Copy out every record below exactly as written, but leave out any pictures.

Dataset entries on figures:
========================

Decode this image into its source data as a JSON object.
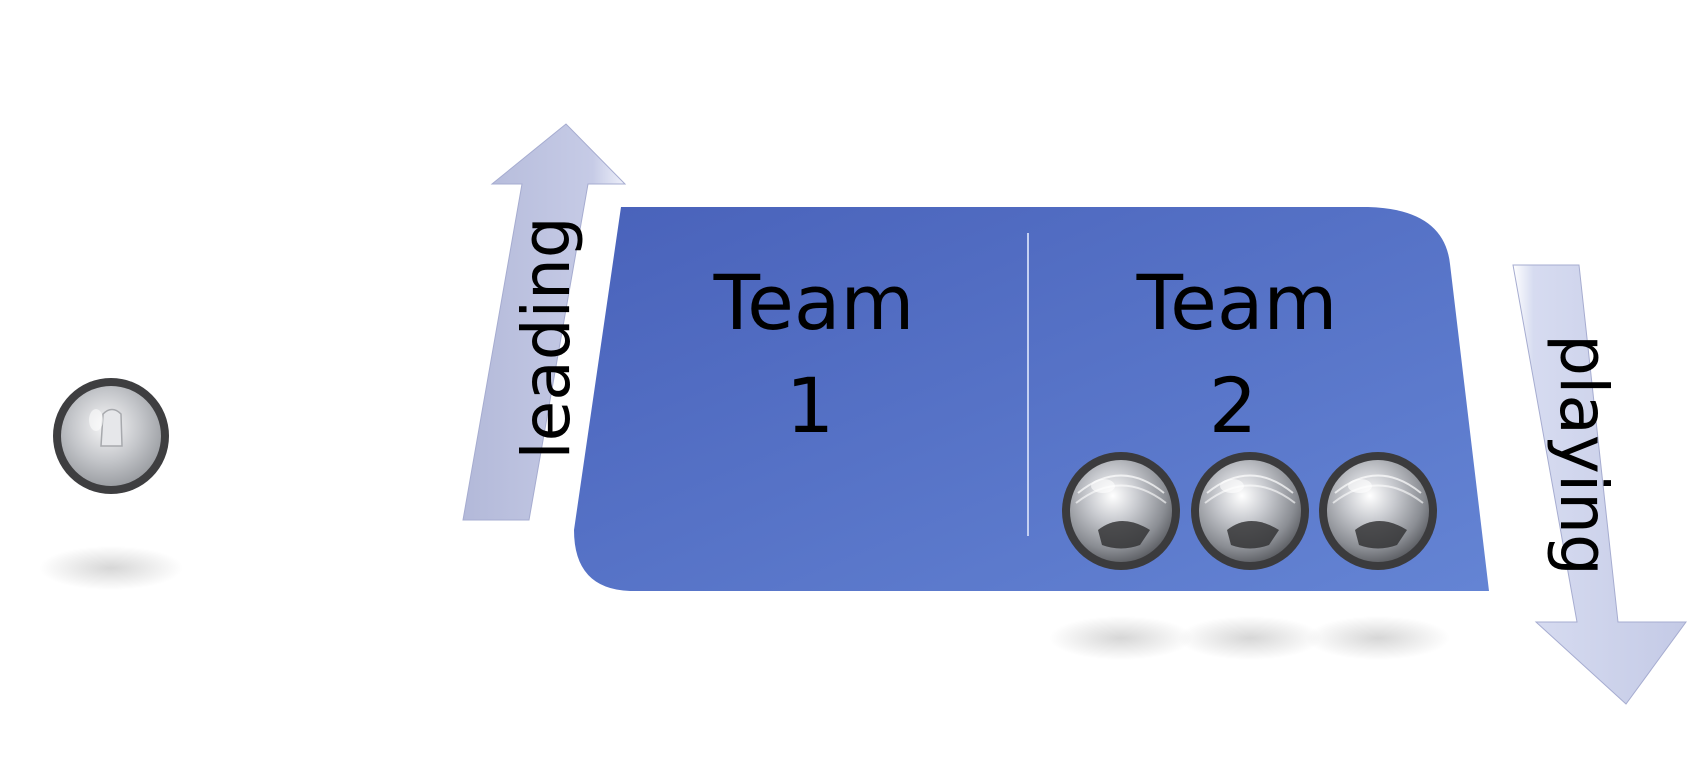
{
  "diagram": {
    "team1": {
      "line1": "Team",
      "line2": "1"
    },
    "team2": {
      "line1": "Team",
      "line2": "2"
    },
    "arrow_up_label": "leading",
    "arrow_down_label": "playing",
    "team2_ball_count": 3,
    "colors": {
      "panel": "#5470c4",
      "arrow": "#c2c8e4",
      "ball": "#b9bcc2",
      "ball_rim": "#3b3b3d"
    }
  }
}
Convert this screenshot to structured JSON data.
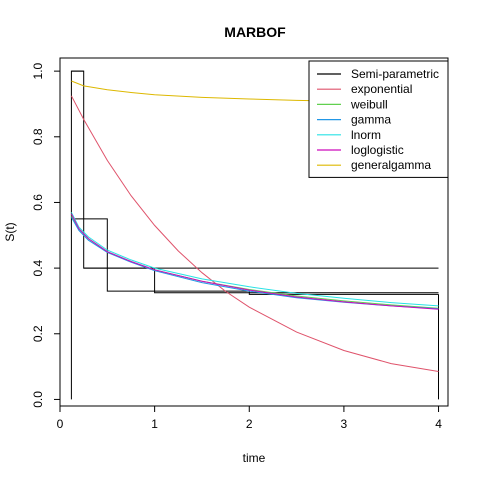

========================

- RESULT OF THIS TASK:
Decode this image into its source data as a JSON object.
{
  "diagram": {
    "team1": {
      "line1": "Team",
      "line2": "1"
    },
    "team2": {
      "line1": "Team",
      "line2": "2"
    },
    "arrow_up_label": "leading",
    "arrow_down_label": "playing",
    "team2_ball_count": 3,
    "colors": {
      "panel": "#5470c4",
      "arrow": "#c2c8e4",
      "ball": "#b9bcc2",
      "ball_rim": "#3b3b3d"
    }
  }
}
Convert this screenshot to structured JSON data.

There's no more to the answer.